• [Supplied text]
The Writer in Black

The Writer in Black

Saturday, September 24, 2011

Getting it right

As I have mentioned a time or two, I have been reading paranormal romances in an effort to get a feel for the field since I'm developing a story concept for one.  In particular, I've been reading the finalists for the most recent "Rita" awards.

One thing I've noticed is a decided lack of concern for "fact checking."  In one, we have a person doing a "practice form" with a Western style sword that is apparently a long sequence of moves against notional (imaginary) opponents.  There's just one problem with that.  The use of long, stylized forms like that are an Asian approach, not one used in Western swordplay.

Another writer had an extremely experienced diver apparently confused between air embolism and the bends (two different problems that can occur from among other things, ascending too fast) and got durations and the like wrong.  A more subtle error was someone suddenly appearing having been "swept" there from a just sunken boat when no such boat was within sight beforehand.  But how far could the person have been swept while still being not only alive but conscious?

The same thing happens in the "traditional" SF and Fantasy genre too.  One writer recently had a ship leaving a station apparently in Earth orbit and taking weeks to return to Earth (the journey was interrupted before completion but the expected duration was weeks).  Even if the ship was as far as the moon it would take less than 5 days on a minimum energy orbit.  Anything longer than that would take more energy.  There are reasons why the outbound leg might take that long (high efficiency, low thrust engines) but they won't apply for a vehicle that returns from high orbit and reenters the atmosphere.

These things dropped me right out of the story for at least a moment.  I managed to get back into it but I should never have been dropped out in the first place.

A lot of people will say "but it's fantasy" or it "uses future tech" or something like that.  And that can be the case if a fantastic element is involved.  If, for instance, the story is in an alternate world where Western martial arts took a different turn becoming more Asian in approach, that's fine.  But that needs to be explicitly part of the world and not "it's a world identical to our own except some short time in the past people became aware of the existence of 'supernatural' creatures."  But the existence of the supernatural or "future tech" just increases the need to get the parts that aren't part of that invention right.  By showing the reader that you get the "mundane" aspects right you give them confidence to accept the fantastic.

Perhaps you, as the writer, think you can just get away with it. "Nobody will notice." And there's some justice to that.  After all, these writers did get away with it.  They were all finalists for a major award. (The non-romance in the above, was not only a finalist for a different award but actually won it.)

But somebody did notice.  I noticed.  And if I were not particularly motivated I might well have not taken the effort to get back into the story after those glaring (to me) errors.  How many other people did stop after seeing those errors?  How many people put down the book and wrote that author off?  How many sales did the author lose?  We'll never know.

• [Supplied material]
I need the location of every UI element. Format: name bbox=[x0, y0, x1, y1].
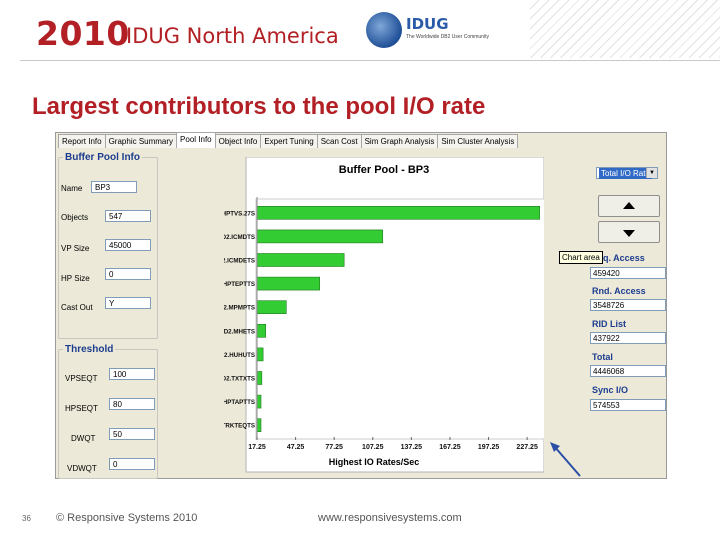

• [Given task] Print everything in the blog post on fact-checking from "Perhaps you, as" down to "actually won it.)". Work only from the blog post on fact-checking.

• [Solution]
Perhaps you, as the writer, think you can just get away with it. "Nobody will notice." And there's some justice to that.  After all, these writers did get away with it.  They were all finalists for a major award. (The non-romance in the above, was not only a finalist for a different award but actually won it.)